**Description of the task:**
Transcribe the entries below exactly.

* START Data provided *

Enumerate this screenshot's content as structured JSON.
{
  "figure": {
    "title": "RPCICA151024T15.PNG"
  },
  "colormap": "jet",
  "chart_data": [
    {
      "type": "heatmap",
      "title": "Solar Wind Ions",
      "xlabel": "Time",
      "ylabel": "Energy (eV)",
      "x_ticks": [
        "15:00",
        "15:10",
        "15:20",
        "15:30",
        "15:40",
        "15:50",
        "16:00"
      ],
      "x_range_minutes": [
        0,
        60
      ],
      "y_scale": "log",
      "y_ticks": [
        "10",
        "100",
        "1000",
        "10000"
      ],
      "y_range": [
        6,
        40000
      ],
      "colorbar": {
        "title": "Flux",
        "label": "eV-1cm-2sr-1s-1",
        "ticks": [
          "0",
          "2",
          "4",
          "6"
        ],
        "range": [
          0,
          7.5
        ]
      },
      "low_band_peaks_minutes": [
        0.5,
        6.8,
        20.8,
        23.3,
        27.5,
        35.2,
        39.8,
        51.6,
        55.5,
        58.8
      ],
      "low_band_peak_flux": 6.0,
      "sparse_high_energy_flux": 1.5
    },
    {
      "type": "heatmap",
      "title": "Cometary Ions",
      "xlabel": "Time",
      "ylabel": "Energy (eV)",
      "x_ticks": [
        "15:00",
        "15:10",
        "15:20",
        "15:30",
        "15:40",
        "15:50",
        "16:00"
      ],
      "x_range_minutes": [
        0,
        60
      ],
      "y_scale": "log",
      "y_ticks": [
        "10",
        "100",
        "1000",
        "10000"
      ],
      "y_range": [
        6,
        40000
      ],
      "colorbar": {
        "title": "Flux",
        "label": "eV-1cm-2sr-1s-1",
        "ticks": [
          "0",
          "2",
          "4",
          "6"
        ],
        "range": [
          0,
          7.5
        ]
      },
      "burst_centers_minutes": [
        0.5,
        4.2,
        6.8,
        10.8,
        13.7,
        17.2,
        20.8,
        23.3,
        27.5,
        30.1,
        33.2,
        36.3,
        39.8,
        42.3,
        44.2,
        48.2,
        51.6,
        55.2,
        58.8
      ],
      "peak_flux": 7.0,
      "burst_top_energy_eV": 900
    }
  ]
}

* END Data provided *

**Exercise response:**
Enumerate this screenshot's content as structured JSON.
{
  "figure": {
    "title": "RPCICA151024T15.PNG"
  },
  "colormap": "jet",
  "chart_data": [
    {
      "type": "heatmap",
      "title": "Solar Wind Ions",
      "xlabel": "Time",
      "ylabel": "Energy (eV)",
      "x_ticks": [
        "15:00",
        "15:10",
        "15:20",
        "15:30",
        "15:40",
        "15:50",
        "16:00"
      ],
      "x_range_minutes": [
        0,
        60
      ],
      "y_scale": "log",
      "y_ticks": [
        "10",
        "100",
        "1000",
        "10000"
      ],
      "y_range": [
        6,
        40000
      ],
      "colorbar": {
        "title": "Flux",
        "label": "eV-1cm-2sr-1s-1",
        "ticks": [
          "0",
          "2",
          "4",
          "6"
        ],
        "range": [
          0,
          7.5
        ]
      },
      "low_band_peaks_minutes": [
        0.5,
        6.8,
        20.8,
        23.3,
        27.5,
        35.2,
        39.8,
        51.6,
        55.5,
        58.8
      ],
      "low_band_peak_flux": 6.0,
      "sparse_high_energy_flux": 1.5
    },
    {
      "type": "heatmap",
      "title": "Cometary Ions",
      "xlabel": "Time",
      "ylabel": "Energy (eV)",
      "x_ticks": [
        "15:00",
        "15:10",
        "15:20",
        "15:30",
        "15:40",
        "15:50",
        "16:00"
      ],
      "x_range_minutes": [
        0,
        60
      ],
      "y_scale": "log",
      "y_ticks": [
        "10",
        "100",
        "1000",
        "10000"
      ],
      "y_range": [
        6,
        40000
      ],
      "colorbar": {
        "title": "Flux",
        "label": "eV-1cm-2sr-1s-1",
        "ticks": [
          "0",
          "2",
          "4",
          "6"
        ],
        "range": [
          0,
          7.5
        ]
      },
      "burst_centers_minutes": [
        0.5,
        4.2,
        6.8,
        10.8,
        13.7,
        17.2,
        20.8,
        23.3,
        27.5,
        30.1,
        33.2,
        36.3,
        39.8,
        42.3,
        44.2,
        48.2,
        51.6,
        55.2,
        58.8
      ],
      "peak_flux": 7.0,
      "burst_top_energy_eV": 900
    }
  ]
}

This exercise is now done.